Transcribe all records exactly.

┌─ DATA IN THIS EXERCISE

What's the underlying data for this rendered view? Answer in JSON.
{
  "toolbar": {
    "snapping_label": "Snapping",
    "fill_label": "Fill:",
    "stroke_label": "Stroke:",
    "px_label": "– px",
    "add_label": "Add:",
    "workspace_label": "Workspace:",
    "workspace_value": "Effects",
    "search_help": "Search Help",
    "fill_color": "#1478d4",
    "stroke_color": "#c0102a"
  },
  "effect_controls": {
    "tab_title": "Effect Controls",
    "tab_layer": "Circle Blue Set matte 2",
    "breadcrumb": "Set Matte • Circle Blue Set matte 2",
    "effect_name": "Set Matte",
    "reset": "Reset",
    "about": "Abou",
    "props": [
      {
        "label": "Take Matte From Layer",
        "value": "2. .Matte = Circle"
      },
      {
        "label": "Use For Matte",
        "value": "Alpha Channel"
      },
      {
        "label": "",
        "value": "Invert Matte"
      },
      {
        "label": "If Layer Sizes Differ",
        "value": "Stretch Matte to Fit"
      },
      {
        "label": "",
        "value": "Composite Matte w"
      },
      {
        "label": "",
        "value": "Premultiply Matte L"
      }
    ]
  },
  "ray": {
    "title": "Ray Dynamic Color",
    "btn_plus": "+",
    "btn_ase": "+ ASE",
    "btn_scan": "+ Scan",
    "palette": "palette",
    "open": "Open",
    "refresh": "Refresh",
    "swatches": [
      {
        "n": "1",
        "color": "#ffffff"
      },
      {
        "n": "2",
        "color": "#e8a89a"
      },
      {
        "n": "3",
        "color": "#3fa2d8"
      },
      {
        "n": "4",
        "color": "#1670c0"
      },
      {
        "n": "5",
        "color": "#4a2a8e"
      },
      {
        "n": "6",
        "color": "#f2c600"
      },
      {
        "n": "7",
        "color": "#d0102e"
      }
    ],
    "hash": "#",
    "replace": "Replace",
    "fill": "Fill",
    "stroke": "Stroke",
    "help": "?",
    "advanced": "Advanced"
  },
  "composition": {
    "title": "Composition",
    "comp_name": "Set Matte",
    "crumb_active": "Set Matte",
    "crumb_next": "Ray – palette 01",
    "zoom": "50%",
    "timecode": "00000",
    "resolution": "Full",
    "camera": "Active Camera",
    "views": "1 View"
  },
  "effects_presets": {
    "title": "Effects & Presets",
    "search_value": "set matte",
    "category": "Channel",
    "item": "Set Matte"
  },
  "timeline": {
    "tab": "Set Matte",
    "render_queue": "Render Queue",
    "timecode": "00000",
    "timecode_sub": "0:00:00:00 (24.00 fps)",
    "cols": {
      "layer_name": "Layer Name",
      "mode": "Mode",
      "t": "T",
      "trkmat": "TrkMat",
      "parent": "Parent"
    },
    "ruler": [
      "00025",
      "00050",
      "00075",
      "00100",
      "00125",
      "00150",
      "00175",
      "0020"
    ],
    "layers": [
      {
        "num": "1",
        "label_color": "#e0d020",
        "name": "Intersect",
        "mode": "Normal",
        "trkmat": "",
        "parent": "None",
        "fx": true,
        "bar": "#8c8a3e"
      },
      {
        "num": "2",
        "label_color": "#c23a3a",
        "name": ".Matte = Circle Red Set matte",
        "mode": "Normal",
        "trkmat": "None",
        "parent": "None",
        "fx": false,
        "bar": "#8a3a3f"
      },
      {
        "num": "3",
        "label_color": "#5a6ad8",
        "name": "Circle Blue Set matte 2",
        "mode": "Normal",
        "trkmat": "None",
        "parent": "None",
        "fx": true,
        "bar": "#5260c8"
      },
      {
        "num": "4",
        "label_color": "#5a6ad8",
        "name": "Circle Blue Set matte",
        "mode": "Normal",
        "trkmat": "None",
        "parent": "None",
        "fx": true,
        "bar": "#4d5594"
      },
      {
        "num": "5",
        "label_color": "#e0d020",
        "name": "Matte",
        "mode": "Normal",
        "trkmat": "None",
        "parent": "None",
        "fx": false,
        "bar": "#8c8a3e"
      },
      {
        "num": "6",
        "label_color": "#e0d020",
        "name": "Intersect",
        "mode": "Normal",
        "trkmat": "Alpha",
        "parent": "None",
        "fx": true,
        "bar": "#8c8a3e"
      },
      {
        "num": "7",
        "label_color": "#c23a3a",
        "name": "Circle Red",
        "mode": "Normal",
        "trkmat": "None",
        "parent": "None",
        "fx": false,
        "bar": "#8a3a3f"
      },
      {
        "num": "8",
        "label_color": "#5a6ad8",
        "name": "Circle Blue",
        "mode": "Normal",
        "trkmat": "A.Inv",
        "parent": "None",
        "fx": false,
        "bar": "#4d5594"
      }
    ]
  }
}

└─

__ANSWER TO THE TASK__.
What's the underlying data for this rendered view? Answer in JSON.
{
  "toolbar": {
    "snapping_label": "Snapping",
    "fill_label": "Fill:",
    "stroke_label": "Stroke:",
    "px_label": "– px",
    "add_label": "Add:",
    "workspace_label": "Workspace:",
    "workspace_value": "Effects",
    "search_help": "Search Help",
    "fill_color": "#1478d4",
    "stroke_color": "#c0102a"
  },
  "effect_controls": {
    "tab_title": "Effect Controls",
    "tab_layer": "Circle Blue Set matte 2",
    "breadcrumb": "Set Matte • Circle Blue Set matte 2",
    "effect_name": "Set Matte",
    "reset": "Reset",
    "about": "Abou",
    "props": [
      {
        "label": "Take Matte From Layer",
        "value": "2. .Matte = Circle"
      },
      {
        "label": "Use For Matte",
        "value": "Alpha Channel"
      },
      {
        "label": "",
        "value": "Invert Matte"
      },
      {
        "label": "If Layer Sizes Differ",
        "value": "Stretch Matte to Fit"
      },
      {
        "label": "",
        "value": "Composite Matte w"
      },
      {
        "label": "",
        "value": "Premultiply Matte L"
      }
    ]
  },
  "ray": {
    "title": "Ray Dynamic Color",
    "btn_plus": "+",
    "btn_ase": "+ ASE",
    "btn_scan": "+ Scan",
    "palette": "palette",
    "open": "Open",
    "refresh": "Refresh",
    "swatches": [
      {
        "n": "1",
        "color": "#ffffff"
      },
      {
        "n": "2",
        "color": "#e8a89a"
      },
      {
        "n": "3",
        "color": "#3fa2d8"
      },
      {
        "n": "4",
        "color": "#1670c0"
      },
      {
        "n": "5",
        "color": "#4a2a8e"
      },
      {
        "n": "6",
        "color": "#f2c600"
      },
      {
        "n": "7",
        "color": "#d0102e"
      }
    ],
    "hash": "#",
    "replace": "Replace",
    "fill": "Fill",
    "stroke": "Stroke",
    "help": "?",
    "advanced": "Advanced"
  },
  "composition": {
    "title": "Composition",
    "comp_name": "Set Matte",
    "crumb_active": "Set Matte",
    "crumb_next": "Ray – palette 01",
    "zoom": "50%",
    "timecode": "00000",
    "resolution": "Full",
    "camera": "Active Camera",
    "views": "1 View"
  },
  "effects_presets": {
    "title": "Effects & Presets",
    "search_value": "set matte",
    "category": "Channel",
    "item": "Set Matte"
  },
  "timeline": {
    "tab": "Set Matte",
    "render_queue": "Render Queue",
    "timecode": "00000",
    "timecode_sub": "0:00:00:00 (24.00 fps)",
    "cols": {
      "layer_name": "Layer Name",
      "mode": "Mode",
      "t": "T",
      "trkmat": "TrkMat",
      "parent": "Parent"
    },
    "ruler": [
      "00025",
      "00050",
      "00075",
      "00100",
      "00125",
      "00150",
      "00175",
      "0020"
    ],
    "layers": [
      {
        "num": "1",
        "label_color": "#e0d020",
        "name": "Intersect",
        "mode": "Normal",
        "trkmat": "",
        "parent": "None",
        "fx": true,
        "bar": "#8c8a3e"
      },
      {
        "num": "2",
        "label_color": "#c23a3a",
        "name": ".Matte = Circle Red Set matte",
        "mode": "Normal",
        "trkmat": "None",
        "parent": "None",
        "fx": false,
        "bar": "#8a3a3f"
      },
      {
        "num": "3",
        "label_color": "#5a6ad8",
        "name": "Circle Blue Set matte 2",
        "mode": "Normal",
        "trkmat": "None",
        "parent": "None",
        "fx": true,
        "bar": "#5260c8"
      },
      {
        "num": "4",
        "label_color": "#5a6ad8",
        "name": "Circle Blue Set matte",
        "mode": "Normal",
        "trkmat": "None",
        "parent": "None",
        "fx": true,
        "bar": "#4d5594"
      },
      {
        "num": "5",
        "label_color": "#e0d020",
        "name": "Matte",
        "mode": "Normal",
        "trkmat": "None",
        "parent": "None",
        "fx": false,
        "bar": "#8c8a3e"
      },
      {
        "num": "6",
        "label_color": "#e0d020",
        "name": "Intersect",
        "mode": "Normal",
        "trkmat": "Alpha",
        "parent": "None",
        "fx": true,
        "bar": "#8c8a3e"
      },
      {
        "num": "7",
        "label_color": "#c23a3a",
        "name": "Circle Red",
        "mode": "Normal",
        "trkmat": "None",
        "parent": "None",
        "fx": false,
        "bar": "#8a3a3f"
      },
      {
        "num": "8",
        "label_color": "#5a6ad8",
        "name": "Circle Blue",
        "mode": "Normal",
        "trkmat": "A.Inv",
        "parent": "None",
        "fx": false,
        "bar": "#4d5594"
      }
    ]
  }
}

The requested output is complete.